___ Provided data ___
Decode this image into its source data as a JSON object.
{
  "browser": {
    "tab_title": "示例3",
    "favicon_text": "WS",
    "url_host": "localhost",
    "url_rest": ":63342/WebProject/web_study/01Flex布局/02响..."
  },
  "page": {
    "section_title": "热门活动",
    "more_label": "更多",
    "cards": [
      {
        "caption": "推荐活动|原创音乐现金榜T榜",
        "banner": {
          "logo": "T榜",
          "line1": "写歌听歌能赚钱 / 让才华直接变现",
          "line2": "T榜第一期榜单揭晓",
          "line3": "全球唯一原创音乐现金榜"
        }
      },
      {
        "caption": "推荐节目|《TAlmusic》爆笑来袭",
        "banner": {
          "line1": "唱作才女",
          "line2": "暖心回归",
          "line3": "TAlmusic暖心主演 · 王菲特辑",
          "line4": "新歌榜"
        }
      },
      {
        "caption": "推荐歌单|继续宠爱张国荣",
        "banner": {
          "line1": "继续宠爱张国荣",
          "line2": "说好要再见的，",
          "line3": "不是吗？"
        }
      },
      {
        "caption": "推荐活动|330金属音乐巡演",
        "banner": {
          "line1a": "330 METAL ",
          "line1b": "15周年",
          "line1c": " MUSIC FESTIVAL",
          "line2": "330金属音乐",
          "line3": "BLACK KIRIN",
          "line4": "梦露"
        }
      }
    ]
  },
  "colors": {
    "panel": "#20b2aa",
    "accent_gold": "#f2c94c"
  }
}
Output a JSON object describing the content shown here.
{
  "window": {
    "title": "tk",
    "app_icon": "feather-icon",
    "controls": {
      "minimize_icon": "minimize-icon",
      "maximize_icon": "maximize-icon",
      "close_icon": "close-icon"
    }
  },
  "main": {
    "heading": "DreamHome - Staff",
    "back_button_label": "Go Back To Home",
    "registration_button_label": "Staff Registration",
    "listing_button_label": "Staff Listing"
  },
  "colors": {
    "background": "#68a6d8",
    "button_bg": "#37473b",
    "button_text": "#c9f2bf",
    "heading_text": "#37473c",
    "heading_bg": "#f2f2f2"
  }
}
___
Repeat the listing exactly, from its first line to its last.

Answer in full:
Decode this image into its source data as a JSON object.
{
  "browser": {
    "tab_title": "示例3",
    "favicon_text": "WS",
    "url_host": "localhost",
    "url_rest": ":63342/WebProject/web_study/01Flex布局/02响..."
  },
  "page": {
    "section_title": "热门活动",
    "more_label": "更多",
    "cards": [
      {
        "caption": "推荐活动|原创音乐现金榜T榜",
        "banner": {
          "logo": "T榜",
          "line1": "写歌听歌能赚钱 / 让才华直接变现",
          "line2": "T榜第一期榜单揭晓",
          "line3": "全球唯一原创音乐现金榜"
        }
      },
      {
        "caption": "推荐节目|《TAlmusic》爆笑来袭",
        "banner": {
          "line1": "唱作才女",
          "line2": "暖心回归",
          "line3": "TAlmusic暖心主演 · 王菲特辑",
          "line4": "新歌榜"
        }
      },
      {
        "caption": "推荐歌单|继续宠爱张国荣",
        "banner": {
          "line1": "继续宠爱张国荣",
          "line2": "说好要再见的，",
          "line3": "不是吗？"
        }
      },
      {
        "caption": "推荐活动|330金属音乐巡演",
        "banner": {
          "line1a": "330 METAL ",
          "line1b": "15周年",
          "line1c": " MUSIC FESTIVAL",
          "line2": "330金属音乐",
          "line3": "BLACK KIRIN",
          "line4": "梦露"
        }
      }
    ]
  },
  "colors": {
    "panel": "#20b2aa",
    "accent_gold": "#f2c94c"
  }
}
Output a JSON object describing the content shown here.
{
  "window": {
    "title": "tk",
    "app_icon": "feather-icon",
    "controls": {
      "minimize_icon": "minimize-icon",
      "maximize_icon": "maximize-icon",
      "close_icon": "close-icon"
    }
  },
  "main": {
    "heading": "DreamHome - Staff",
    "back_button_label": "Go Back To Home",
    "registration_button_label": "Staff Registration",
    "listing_button_label": "Staff Listing"
  },
  "colors": {
    "background": "#68a6d8",
    "button_bg": "#37473b",
    "button_text": "#c9f2bf",
    "heading_text": "#37473c",
    "heading_bg": "#f2f2f2"
  }
}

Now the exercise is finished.